What you are asked to do: Find the word "belief" in the listing; pull out each line holding it.

Record list:
========================
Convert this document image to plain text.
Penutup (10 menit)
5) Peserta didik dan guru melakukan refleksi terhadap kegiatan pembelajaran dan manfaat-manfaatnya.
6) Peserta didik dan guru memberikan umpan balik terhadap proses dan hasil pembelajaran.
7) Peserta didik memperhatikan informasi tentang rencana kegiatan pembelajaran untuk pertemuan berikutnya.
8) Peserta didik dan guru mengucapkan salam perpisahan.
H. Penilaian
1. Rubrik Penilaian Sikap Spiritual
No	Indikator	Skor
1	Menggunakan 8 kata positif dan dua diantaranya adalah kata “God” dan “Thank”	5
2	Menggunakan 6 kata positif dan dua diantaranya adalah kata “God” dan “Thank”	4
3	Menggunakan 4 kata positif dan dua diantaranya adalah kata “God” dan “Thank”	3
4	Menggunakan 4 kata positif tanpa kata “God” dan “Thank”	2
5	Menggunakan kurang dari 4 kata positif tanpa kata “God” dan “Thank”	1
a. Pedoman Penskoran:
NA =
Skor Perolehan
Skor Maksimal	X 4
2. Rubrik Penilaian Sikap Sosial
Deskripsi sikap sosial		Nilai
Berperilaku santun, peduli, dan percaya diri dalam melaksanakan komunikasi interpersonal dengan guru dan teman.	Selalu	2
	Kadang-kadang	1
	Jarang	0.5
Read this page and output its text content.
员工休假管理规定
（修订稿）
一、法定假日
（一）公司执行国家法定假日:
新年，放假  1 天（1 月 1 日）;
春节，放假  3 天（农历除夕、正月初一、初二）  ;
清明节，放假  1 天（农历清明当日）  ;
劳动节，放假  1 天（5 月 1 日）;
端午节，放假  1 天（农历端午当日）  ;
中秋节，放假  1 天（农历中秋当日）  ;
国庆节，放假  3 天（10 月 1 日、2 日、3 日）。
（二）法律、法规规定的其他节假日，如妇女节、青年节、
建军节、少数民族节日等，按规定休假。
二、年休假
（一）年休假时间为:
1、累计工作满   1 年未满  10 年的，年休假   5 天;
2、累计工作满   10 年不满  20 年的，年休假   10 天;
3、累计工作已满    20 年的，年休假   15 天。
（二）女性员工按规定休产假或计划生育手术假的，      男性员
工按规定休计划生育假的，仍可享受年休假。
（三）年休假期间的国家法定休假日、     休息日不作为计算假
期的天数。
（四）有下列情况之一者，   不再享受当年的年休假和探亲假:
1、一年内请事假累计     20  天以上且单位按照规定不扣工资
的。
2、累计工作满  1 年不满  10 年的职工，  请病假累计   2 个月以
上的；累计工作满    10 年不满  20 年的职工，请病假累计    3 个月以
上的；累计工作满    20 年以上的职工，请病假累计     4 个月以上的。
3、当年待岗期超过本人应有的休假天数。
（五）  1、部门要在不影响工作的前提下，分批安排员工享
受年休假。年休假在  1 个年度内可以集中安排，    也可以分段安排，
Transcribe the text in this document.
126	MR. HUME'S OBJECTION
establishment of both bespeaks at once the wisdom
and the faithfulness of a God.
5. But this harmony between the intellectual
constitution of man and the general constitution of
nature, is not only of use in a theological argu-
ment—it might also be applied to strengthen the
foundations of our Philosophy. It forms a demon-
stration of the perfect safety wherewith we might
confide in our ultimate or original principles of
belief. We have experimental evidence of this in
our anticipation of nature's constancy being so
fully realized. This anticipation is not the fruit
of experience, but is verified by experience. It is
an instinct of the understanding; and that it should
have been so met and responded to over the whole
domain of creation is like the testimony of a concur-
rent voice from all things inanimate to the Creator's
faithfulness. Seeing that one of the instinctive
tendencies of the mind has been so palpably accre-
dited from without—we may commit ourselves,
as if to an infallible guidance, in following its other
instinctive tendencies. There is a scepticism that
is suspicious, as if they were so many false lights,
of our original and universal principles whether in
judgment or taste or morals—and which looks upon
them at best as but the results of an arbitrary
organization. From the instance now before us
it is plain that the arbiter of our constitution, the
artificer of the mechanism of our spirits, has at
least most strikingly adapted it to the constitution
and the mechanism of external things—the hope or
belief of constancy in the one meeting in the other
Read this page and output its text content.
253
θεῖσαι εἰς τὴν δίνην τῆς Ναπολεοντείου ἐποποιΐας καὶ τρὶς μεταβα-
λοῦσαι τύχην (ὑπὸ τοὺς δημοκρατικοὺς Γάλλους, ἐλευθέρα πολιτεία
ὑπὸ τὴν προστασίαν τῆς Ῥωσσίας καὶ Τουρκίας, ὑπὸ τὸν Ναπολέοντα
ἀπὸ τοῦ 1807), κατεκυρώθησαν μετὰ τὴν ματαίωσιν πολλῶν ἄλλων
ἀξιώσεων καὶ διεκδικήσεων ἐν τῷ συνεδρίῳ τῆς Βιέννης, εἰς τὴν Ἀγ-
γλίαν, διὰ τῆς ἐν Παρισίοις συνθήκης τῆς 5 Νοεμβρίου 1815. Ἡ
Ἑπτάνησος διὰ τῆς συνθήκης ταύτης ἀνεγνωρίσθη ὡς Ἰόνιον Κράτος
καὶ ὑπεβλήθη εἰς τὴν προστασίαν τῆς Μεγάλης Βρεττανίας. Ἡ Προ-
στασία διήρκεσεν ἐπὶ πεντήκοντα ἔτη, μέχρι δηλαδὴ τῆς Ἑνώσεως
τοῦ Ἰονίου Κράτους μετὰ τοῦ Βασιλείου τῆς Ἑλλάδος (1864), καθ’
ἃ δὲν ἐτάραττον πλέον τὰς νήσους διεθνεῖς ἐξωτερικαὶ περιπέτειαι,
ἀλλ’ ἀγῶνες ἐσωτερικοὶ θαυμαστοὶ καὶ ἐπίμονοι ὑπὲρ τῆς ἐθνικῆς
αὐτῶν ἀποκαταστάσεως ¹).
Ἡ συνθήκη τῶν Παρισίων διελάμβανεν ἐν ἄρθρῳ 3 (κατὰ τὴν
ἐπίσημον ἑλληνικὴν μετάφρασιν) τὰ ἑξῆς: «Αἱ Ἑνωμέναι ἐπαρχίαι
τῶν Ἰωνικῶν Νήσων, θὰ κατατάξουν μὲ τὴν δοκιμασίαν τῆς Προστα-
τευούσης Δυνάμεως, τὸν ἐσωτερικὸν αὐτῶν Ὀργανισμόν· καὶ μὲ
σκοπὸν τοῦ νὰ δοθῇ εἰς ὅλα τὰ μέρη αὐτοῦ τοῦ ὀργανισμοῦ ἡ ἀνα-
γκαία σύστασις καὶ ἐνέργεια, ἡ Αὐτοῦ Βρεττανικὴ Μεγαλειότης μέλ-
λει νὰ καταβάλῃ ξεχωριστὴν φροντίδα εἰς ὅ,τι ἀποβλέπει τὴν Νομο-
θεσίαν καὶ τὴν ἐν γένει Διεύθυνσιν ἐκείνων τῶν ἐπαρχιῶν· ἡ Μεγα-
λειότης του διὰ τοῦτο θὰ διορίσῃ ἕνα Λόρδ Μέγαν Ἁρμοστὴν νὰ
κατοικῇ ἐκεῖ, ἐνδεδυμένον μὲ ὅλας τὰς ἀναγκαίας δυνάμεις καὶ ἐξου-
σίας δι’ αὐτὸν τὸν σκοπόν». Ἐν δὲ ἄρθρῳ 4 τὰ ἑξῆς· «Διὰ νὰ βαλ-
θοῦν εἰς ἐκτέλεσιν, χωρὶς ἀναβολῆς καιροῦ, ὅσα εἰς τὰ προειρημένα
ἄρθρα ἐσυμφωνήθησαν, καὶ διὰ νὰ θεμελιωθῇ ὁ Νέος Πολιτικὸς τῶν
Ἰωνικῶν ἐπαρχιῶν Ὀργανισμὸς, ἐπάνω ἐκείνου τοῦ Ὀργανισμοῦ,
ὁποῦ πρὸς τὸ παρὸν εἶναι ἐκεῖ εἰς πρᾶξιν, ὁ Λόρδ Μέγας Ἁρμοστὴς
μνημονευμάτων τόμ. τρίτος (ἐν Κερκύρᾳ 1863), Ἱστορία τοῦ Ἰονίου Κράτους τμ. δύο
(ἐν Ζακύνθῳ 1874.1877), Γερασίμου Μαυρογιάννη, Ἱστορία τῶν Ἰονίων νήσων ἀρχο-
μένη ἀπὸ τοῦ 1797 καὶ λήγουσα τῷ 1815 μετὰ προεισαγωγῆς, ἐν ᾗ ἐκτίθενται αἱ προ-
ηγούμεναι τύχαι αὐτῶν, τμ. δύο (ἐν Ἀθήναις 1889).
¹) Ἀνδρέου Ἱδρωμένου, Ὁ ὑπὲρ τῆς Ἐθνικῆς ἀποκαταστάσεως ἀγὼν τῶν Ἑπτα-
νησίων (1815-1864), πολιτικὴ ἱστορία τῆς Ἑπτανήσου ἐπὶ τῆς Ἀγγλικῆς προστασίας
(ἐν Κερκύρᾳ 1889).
========================
Exercise response:
belief. We have experimental evidence of this in
belief of constancy in the one meeting in the other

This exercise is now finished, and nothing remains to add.